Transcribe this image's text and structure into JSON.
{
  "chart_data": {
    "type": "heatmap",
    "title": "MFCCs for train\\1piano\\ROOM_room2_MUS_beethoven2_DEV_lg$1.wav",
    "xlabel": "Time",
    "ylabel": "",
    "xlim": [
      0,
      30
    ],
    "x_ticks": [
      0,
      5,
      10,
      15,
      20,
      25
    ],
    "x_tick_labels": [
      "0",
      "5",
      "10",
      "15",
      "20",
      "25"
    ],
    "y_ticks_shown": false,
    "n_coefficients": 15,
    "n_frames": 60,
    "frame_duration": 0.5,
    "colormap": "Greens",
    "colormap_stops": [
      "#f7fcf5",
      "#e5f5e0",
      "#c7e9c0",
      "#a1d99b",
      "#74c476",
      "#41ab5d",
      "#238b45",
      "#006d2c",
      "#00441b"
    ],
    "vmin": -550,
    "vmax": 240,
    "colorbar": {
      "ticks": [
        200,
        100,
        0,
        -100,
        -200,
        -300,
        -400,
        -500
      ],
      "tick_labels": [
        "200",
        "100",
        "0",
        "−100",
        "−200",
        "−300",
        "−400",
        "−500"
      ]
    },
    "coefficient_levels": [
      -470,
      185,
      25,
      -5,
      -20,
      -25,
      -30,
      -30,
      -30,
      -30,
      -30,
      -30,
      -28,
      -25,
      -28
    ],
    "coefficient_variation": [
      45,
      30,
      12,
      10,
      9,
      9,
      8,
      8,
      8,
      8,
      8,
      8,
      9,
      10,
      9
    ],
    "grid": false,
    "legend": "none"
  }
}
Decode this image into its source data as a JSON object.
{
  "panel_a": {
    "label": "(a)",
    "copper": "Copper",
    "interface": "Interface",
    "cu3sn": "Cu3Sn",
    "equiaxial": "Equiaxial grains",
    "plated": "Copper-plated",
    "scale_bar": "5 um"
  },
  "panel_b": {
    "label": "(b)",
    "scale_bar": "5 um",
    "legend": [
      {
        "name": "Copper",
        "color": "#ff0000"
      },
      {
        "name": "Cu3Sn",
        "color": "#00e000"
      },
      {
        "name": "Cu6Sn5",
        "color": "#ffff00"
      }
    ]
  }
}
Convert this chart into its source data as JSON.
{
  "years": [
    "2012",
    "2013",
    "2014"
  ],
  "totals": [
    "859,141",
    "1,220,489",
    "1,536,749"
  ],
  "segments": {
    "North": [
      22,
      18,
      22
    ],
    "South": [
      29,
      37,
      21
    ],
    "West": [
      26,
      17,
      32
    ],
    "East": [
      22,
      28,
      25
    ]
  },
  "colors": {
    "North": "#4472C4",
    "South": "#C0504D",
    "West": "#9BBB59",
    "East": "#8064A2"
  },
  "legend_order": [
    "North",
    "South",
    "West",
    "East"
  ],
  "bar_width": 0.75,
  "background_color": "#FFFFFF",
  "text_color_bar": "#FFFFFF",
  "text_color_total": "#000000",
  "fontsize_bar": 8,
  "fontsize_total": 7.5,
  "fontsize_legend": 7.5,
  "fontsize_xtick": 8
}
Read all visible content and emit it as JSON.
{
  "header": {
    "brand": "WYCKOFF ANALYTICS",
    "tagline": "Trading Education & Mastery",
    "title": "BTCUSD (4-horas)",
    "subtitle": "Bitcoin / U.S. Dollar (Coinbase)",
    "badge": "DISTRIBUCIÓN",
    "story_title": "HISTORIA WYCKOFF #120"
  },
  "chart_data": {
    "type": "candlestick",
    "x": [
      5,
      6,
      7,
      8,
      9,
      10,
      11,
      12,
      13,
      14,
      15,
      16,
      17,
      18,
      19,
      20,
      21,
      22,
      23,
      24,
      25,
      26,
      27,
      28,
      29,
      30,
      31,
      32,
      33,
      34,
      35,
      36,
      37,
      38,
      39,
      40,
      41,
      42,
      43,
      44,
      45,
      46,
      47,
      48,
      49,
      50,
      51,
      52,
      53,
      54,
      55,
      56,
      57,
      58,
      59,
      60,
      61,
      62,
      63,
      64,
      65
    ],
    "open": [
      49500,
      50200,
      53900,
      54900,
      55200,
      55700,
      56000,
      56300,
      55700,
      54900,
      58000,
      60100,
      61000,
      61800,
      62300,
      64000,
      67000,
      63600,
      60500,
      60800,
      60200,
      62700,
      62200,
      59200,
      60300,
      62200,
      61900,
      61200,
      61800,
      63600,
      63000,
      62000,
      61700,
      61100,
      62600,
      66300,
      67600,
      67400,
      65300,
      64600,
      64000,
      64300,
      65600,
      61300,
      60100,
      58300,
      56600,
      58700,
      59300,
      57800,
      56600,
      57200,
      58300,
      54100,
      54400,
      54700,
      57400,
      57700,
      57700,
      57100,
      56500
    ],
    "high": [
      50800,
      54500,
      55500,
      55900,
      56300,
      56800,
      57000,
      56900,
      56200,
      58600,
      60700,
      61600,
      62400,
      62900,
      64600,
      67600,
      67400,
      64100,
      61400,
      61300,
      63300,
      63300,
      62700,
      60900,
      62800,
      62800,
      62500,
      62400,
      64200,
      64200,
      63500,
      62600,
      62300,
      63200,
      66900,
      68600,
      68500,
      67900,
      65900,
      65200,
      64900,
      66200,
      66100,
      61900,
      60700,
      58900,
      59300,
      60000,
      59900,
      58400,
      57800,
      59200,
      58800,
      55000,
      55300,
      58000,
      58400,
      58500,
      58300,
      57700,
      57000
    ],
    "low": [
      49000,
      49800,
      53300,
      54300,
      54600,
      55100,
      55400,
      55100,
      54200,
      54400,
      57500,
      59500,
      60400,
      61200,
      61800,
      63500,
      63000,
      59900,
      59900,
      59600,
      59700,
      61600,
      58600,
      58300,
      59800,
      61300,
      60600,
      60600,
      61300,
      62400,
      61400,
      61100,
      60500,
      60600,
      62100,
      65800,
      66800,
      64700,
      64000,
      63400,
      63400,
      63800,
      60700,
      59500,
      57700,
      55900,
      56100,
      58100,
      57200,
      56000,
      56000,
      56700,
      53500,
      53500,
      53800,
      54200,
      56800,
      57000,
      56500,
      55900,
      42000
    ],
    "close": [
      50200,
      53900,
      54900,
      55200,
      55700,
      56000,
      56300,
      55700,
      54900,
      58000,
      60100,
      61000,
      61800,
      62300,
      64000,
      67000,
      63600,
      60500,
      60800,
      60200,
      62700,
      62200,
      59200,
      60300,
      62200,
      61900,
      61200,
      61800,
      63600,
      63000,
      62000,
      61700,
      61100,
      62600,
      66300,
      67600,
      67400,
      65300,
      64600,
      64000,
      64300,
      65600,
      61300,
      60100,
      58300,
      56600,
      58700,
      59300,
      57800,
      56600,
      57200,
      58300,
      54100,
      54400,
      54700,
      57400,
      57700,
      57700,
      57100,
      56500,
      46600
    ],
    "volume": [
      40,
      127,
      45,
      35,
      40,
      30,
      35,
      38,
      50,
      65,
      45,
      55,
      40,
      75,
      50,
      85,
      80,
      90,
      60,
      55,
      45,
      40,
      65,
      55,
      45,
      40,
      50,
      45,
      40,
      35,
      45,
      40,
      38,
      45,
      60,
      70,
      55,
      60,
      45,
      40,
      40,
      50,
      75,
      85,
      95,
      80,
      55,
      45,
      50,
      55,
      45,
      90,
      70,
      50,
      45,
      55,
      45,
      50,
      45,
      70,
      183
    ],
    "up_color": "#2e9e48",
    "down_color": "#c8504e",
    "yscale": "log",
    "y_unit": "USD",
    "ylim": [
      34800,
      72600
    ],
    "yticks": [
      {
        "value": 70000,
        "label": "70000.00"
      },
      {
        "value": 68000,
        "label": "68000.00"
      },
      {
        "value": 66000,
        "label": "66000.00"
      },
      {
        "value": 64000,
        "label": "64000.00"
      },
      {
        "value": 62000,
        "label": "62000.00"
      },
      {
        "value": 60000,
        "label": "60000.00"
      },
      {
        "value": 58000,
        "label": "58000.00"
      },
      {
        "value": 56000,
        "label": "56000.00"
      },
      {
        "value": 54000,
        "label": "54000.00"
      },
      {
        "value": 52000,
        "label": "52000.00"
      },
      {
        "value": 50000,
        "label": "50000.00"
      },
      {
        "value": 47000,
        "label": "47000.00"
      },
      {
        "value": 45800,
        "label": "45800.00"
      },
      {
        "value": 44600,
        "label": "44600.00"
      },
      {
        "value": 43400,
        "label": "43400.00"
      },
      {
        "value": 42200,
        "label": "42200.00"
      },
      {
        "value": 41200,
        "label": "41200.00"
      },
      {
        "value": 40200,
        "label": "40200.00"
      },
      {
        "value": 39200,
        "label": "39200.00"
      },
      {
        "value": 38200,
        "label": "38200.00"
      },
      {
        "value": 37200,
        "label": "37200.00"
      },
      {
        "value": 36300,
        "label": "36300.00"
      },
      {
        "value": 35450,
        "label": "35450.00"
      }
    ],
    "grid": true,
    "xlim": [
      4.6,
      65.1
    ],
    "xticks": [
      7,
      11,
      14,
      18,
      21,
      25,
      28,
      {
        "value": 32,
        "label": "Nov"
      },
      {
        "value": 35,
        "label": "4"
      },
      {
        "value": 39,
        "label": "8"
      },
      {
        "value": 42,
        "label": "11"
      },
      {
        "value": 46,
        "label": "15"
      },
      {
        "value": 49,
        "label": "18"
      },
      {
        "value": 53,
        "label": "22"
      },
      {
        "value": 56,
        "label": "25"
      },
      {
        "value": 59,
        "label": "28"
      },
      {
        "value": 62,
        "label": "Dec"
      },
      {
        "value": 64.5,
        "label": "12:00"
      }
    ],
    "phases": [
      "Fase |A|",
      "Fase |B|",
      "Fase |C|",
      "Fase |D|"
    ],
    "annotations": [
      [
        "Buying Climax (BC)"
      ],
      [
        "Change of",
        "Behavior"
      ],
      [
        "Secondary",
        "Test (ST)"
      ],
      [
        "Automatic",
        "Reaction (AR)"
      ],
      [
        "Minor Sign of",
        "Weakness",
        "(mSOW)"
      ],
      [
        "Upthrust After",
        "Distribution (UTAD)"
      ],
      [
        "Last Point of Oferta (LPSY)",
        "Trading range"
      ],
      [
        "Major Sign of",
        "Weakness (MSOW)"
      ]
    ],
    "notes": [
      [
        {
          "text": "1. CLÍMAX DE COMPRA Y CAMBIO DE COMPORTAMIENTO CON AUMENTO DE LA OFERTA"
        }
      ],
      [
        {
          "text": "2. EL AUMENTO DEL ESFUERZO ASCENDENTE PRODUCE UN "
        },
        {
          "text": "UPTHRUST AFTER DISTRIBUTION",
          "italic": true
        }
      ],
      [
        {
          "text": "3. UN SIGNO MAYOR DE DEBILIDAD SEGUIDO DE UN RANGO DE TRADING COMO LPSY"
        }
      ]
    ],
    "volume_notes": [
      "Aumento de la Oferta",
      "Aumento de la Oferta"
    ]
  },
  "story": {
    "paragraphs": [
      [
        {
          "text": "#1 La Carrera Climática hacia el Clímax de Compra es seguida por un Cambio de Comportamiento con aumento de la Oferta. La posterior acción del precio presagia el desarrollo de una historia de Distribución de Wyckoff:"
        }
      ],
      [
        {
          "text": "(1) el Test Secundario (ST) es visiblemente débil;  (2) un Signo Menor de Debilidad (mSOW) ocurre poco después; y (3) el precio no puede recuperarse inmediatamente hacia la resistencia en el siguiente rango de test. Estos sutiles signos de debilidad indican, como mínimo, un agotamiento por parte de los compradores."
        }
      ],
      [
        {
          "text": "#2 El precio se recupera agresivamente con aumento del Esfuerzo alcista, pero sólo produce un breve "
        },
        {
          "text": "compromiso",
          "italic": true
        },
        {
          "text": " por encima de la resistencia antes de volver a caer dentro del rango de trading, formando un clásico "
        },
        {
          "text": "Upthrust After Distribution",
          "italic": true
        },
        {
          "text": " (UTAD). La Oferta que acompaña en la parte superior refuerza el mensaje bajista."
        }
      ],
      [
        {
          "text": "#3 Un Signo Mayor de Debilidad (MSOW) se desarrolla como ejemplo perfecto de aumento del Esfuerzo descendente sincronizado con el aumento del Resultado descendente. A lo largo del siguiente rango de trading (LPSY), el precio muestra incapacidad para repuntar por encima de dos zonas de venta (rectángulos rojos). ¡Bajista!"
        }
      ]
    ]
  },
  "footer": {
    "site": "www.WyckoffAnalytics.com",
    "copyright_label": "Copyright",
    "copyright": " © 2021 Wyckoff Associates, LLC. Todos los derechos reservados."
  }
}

• • •

• [What is expected] Go through the material above and copy each line that has the word "source".

• [The solution]
Decode this image into its source data as a JSON object.
Convert this chart into its source data as JSON.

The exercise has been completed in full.